Retype the complete listing exactly as it appears.

Data records
***

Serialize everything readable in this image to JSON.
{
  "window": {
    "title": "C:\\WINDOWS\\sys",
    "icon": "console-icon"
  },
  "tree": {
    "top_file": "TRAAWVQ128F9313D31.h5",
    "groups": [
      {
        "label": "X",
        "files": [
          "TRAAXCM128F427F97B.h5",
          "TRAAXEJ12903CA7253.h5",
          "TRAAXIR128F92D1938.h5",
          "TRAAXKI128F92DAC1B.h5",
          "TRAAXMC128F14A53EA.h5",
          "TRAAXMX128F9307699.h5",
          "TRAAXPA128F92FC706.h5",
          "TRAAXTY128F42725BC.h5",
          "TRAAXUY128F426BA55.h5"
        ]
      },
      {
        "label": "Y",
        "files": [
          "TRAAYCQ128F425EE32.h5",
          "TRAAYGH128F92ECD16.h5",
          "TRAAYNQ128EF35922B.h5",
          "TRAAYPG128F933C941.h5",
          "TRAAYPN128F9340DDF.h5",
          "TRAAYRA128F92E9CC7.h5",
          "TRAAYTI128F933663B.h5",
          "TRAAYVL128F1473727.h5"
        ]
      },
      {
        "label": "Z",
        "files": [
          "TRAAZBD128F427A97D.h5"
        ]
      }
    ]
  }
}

***

*Finished task:*
Serialize everything readable in this image to JSON.
{
  "window": {
    "title": "C:\\WINDOWS\\sys",
    "icon": "console-icon"
  },
  "tree": {
    "top_file": "TRAAWVQ128F9313D31.h5",
    "groups": [
      {
        "label": "X",
        "files": [
          "TRAAXCM128F427F97B.h5",
          "TRAAXEJ12903CA7253.h5",
          "TRAAXIR128F92D1938.h5",
          "TRAAXKI128F92DAC1B.h5",
          "TRAAXMC128F14A53EA.h5",
          "TRAAXMX128F9307699.h5",
          "TRAAXPA128F92FC706.h5",
          "TRAAXTY128F42725BC.h5",
          "TRAAXUY128F426BA55.h5"
        ]
      },
      {
        "label": "Y",
        "files": [
          "TRAAYCQ128F425EE32.h5",
          "TRAAYGH128F92ECD16.h5",
          "TRAAYNQ128EF35922B.h5",
          "TRAAYPG128F933C941.h5",
          "TRAAYPN128F9340DDF.h5",
          "TRAAYRA128F92E9CC7.h5",
          "TRAAYTI128F933663B.h5",
          "TRAAYVL128F1473727.h5"
        ]
      },
      {
        "label": "Z",
        "files": [
          "TRAAZBD128F427A97D.h5"
        ]
      }
    ]
  }
}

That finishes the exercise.